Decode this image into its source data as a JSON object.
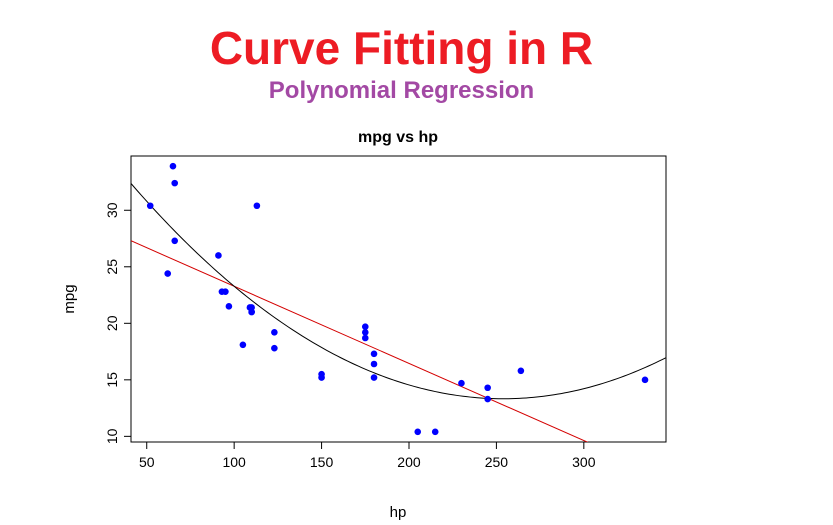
{
  "header": {
    "title": "Curve Fitting in R",
    "subtitle": "Polynomial Regression"
  },
  "colors": {
    "title": "#ed1c24",
    "subtitle": "#a349a4",
    "points": "#0000ff",
    "linear_fit": "#d40000",
    "poly_fit": "#000000"
  },
  "chart_data": {
    "type": "scatter",
    "title": "mpg vs hp",
    "xlabel": "hp",
    "ylabel": "mpg",
    "xlim": [
      41,
      347
    ],
    "ylim": [
      9.5,
      34.8
    ],
    "xticks": [
      50,
      100,
      150,
      200,
      250,
      300
    ],
    "yticks": [
      10,
      15,
      20,
      25,
      30
    ],
    "grid": false,
    "points": [
      {
        "x": 110,
        "y": 21.0
      },
      {
        "x": 110,
        "y": 21.0
      },
      {
        "x": 93,
        "y": 22.8
      },
      {
        "x": 110,
        "y": 21.4
      },
      {
        "x": 175,
        "y": 18.7
      },
      {
        "x": 105,
        "y": 18.1
      },
      {
        "x": 245,
        "y": 14.3
      },
      {
        "x": 62,
        "y": 24.4
      },
      {
        "x": 95,
        "y": 22.8
      },
      {
        "x": 123,
        "y": 19.2
      },
      {
        "x": 123,
        "y": 17.8
      },
      {
        "x": 180,
        "y": 16.4
      },
      {
        "x": 180,
        "y": 17.3
      },
      {
        "x": 180,
        "y": 15.2
      },
      {
        "x": 205,
        "y": 10.4
      },
      {
        "x": 215,
        "y": 10.4
      },
      {
        "x": 230,
        "y": 14.7
      },
      {
        "x": 66,
        "y": 32.4
      },
      {
        "x": 52,
        "y": 30.4
      },
      {
        "x": 65,
        "y": 33.9
      },
      {
        "x": 97,
        "y": 21.5
      },
      {
        "x": 150,
        "y": 15.5
      },
      {
        "x": 150,
        "y": 15.2
      },
      {
        "x": 245,
        "y": 13.3
      },
      {
        "x": 175,
        "y": 19.2
      },
      {
        "x": 66,
        "y": 27.3
      },
      {
        "x": 91,
        "y": 26.0
      },
      {
        "x": 113,
        "y": 30.4
      },
      {
        "x": 264,
        "y": 15.8
      },
      {
        "x": 175,
        "y": 19.7
      },
      {
        "x": 335,
        "y": 15.0
      },
      {
        "x": 109,
        "y": 21.4
      }
    ],
    "fits": [
      {
        "kind": "linear",
        "intercept": 30.099,
        "slope": -0.06823
      },
      {
        "kind": "quadratic",
        "coefficients": [
          40.40912,
          -0.21331,
          0.00042
        ]
      }
    ]
  }
}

_WHAT THE TASK ASKS:_ Omit any images, then output the listing exactly.

_SOLUTION FOR THIS PROBLEM:_
Decode this image into its source data as a JSON object.
{
  "header": {
    "title": "Curve Fitting in R",
    "subtitle": "Polynomial Regression"
  },
  "colors": {
    "title": "#ed1c24",
    "subtitle": "#a349a4",
    "points": "#0000ff",
    "linear_fit": "#d40000",
    "poly_fit": "#000000"
  },
  "chart_data": {
    "type": "scatter",
    "title": "mpg vs hp",
    "xlabel": "hp",
    "ylabel": "mpg",
    "xlim": [
      41,
      347
    ],
    "ylim": [
      9.5,
      34.8
    ],
    "xticks": [
      50,
      100,
      150,
      200,
      250,
      300
    ],
    "yticks": [
      10,
      15,
      20,
      25,
      30
    ],
    "grid": false,
    "points": [
      {
        "x": 110,
        "y": 21.0
      },
      {
        "x": 110,
        "y": 21.0
      },
      {
        "x": 93,
        "y": 22.8
      },
      {
        "x": 110,
        "y": 21.4
      },
      {
        "x": 175,
        "y": 18.7
      },
      {
        "x": 105,
        "y": 18.1
      },
      {
        "x": 245,
        "y": 14.3
      },
      {
        "x": 62,
        "y": 24.4
      },
      {
        "x": 95,
        "y": 22.8
      },
      {
        "x": 123,
        "y": 19.2
      },
      {
        "x": 123,
        "y": 17.8
      },
      {
        "x": 180,
        "y": 16.4
      },
      {
        "x": 180,
        "y": 17.3
      },
      {
        "x": 180,
        "y": 15.2
      },
      {
        "x": 205,
        "y": 10.4
      },
      {
        "x": 215,
        "y": 10.4
      },
      {
        "x": 230,
        "y": 14.7
      },
      {
        "x": 66,
        "y": 32.4
      },
      {
        "x": 52,
        "y": 30.4
      },
      {
        "x": 65,
        "y": 33.9
      },
      {
        "x": 97,
        "y": 21.5
      },
      {
        "x": 150,
        "y": 15.5
      },
      {
        "x": 150,
        "y": 15.2
      },
      {
        "x": 245,
        "y": 13.3
      },
      {
        "x": 175,
        "y": 19.2
      },
      {
        "x": 66,
        "y": 27.3
      },
      {
        "x": 91,
        "y": 26.0
      },
      {
        "x": 113,
        "y": 30.4
      },
      {
        "x": 264,
        "y": 15.8
      },
      {
        "x": 175,
        "y": 19.7
      },
      {
        "x": 335,
        "y": 15.0
      },
      {
        "x": 109,
        "y": 21.4
      }
    ],
    "fits": [
      {
        "kind": "linear",
        "intercept": 30.099,
        "slope": -0.06823
      },
      {
        "kind": "quadratic",
        "coefficients": [
          40.40912,
          -0.21331,
          0.00042
        ]
      }
    ]
  }
}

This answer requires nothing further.